= WHAT YOU HAVE TO DO =
Return word for word the lines from the first line of the data up to and including the line containing "return-icon xyxy=(178,1525,217,1553)".

= RECORD LIST =
◇ ◇ ◇ ◇ ◇ ◇ ◇

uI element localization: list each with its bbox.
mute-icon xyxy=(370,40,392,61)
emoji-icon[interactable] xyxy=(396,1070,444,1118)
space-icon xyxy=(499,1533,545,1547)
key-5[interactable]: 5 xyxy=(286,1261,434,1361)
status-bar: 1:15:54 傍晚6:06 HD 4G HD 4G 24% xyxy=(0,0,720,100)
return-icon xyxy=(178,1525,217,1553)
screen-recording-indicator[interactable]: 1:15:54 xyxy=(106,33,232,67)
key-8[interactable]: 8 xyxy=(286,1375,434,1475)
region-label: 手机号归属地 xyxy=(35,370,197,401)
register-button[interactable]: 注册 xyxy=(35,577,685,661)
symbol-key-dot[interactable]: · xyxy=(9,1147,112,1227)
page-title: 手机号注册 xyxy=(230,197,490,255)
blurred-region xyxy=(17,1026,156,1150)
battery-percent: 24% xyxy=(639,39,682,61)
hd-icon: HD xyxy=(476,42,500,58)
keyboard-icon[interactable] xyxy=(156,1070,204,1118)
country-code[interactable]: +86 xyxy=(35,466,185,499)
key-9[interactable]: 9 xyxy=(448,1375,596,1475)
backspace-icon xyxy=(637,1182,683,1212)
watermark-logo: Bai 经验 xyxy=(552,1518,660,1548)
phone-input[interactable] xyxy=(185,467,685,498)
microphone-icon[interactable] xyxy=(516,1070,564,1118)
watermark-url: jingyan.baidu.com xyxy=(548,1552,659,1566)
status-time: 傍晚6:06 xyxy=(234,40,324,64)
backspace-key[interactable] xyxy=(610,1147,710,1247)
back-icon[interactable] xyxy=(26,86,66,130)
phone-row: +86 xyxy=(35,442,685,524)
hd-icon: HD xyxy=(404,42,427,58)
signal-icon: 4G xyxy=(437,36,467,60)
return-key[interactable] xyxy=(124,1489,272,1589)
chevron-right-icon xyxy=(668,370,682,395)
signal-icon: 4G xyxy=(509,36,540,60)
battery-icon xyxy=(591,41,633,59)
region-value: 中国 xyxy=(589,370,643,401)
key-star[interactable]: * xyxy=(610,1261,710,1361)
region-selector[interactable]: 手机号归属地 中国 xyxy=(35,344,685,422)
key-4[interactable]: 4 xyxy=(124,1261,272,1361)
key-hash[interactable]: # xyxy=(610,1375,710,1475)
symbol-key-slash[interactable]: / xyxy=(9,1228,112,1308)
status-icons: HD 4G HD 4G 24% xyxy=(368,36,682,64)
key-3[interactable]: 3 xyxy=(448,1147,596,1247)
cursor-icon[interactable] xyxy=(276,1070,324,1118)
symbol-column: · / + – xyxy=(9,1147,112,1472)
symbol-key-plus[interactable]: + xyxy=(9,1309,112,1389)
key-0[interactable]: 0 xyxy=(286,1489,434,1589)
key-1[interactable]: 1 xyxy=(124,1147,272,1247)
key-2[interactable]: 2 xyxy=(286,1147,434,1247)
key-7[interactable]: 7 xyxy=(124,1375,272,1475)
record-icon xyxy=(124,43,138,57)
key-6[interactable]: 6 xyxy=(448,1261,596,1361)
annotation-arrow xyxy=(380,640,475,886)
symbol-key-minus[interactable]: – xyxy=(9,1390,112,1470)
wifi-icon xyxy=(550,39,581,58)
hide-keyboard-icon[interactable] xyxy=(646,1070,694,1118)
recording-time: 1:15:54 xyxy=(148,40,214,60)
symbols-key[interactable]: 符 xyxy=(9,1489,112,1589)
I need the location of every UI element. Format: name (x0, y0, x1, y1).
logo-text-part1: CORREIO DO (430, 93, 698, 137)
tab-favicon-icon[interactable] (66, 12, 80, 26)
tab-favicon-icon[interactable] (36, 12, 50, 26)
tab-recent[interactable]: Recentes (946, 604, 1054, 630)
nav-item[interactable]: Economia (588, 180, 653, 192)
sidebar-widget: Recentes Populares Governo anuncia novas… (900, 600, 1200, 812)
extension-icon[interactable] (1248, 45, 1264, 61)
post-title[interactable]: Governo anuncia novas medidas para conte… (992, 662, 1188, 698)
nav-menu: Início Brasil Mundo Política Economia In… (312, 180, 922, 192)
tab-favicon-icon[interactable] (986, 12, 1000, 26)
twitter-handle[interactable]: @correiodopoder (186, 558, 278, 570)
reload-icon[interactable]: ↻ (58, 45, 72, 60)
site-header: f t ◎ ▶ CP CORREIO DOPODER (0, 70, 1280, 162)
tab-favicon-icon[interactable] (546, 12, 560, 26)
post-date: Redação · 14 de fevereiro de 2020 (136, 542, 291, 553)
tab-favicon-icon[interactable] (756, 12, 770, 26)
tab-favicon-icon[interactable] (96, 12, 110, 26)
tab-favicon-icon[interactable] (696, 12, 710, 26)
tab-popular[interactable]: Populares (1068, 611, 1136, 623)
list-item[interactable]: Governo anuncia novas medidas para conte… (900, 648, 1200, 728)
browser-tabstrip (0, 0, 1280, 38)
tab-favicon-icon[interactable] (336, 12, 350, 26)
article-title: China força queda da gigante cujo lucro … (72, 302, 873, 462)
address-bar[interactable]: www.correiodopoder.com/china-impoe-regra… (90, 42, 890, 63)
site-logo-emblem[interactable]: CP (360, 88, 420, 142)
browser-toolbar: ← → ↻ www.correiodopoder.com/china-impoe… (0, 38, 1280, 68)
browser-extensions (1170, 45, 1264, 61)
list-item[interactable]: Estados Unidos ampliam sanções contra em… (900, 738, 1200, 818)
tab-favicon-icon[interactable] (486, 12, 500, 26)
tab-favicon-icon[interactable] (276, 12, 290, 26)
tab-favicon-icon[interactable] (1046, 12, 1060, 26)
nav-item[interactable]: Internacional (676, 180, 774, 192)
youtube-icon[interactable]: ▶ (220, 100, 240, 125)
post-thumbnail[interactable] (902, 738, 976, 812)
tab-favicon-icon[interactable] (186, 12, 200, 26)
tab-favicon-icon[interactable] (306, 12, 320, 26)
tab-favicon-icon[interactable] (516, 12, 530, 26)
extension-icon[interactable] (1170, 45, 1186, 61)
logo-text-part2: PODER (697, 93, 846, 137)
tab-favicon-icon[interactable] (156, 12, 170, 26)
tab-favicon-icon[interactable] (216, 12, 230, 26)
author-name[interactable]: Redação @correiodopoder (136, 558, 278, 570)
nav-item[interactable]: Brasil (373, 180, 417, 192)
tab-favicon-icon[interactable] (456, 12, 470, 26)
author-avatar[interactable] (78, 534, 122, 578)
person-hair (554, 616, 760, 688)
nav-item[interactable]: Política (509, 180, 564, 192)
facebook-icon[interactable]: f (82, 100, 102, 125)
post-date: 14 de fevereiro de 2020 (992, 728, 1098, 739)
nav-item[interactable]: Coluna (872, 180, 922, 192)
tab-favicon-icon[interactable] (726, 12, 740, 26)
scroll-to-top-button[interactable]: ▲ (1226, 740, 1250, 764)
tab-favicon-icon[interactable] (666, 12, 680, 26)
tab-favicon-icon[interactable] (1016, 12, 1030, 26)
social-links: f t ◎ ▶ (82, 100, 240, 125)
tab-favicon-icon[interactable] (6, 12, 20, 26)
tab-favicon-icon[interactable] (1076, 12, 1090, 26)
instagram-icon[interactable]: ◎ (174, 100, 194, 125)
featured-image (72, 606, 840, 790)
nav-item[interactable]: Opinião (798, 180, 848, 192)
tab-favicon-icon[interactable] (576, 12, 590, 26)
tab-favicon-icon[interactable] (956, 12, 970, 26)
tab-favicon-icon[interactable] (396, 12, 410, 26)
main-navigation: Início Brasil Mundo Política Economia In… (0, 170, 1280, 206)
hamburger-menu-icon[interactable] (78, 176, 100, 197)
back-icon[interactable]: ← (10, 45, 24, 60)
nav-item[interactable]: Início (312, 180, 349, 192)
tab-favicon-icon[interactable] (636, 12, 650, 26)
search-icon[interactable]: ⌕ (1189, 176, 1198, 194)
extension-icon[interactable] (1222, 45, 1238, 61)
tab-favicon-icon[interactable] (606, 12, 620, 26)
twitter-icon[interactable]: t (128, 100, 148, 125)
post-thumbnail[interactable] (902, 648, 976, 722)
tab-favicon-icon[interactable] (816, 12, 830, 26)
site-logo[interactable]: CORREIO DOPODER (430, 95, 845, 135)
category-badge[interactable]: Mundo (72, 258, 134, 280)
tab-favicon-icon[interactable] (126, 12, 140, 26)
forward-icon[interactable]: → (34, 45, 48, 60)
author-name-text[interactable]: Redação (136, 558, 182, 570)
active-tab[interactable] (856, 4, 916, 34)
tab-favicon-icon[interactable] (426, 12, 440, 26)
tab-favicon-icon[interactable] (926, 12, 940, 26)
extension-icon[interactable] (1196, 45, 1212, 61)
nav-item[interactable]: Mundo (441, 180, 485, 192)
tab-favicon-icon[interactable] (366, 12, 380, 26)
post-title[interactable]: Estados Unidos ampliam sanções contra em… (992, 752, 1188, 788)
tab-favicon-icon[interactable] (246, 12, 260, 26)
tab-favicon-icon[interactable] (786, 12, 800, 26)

◇ ◇ ◇ ◇ ◇ ◇ ◇

= THE COMPLETED TASK =
uI element localization: list each with its bbox.
mute-icon xyxy=(370,40,392,61)
emoji-icon[interactable] xyxy=(396,1070,444,1118)
space-icon xyxy=(499,1533,545,1547)
key-5[interactable]: 5 xyxy=(286,1261,434,1361)
status-bar: 1:15:54 傍晚6:06 HD 4G HD 4G 24% xyxy=(0,0,720,100)
return-icon xyxy=(178,1525,217,1553)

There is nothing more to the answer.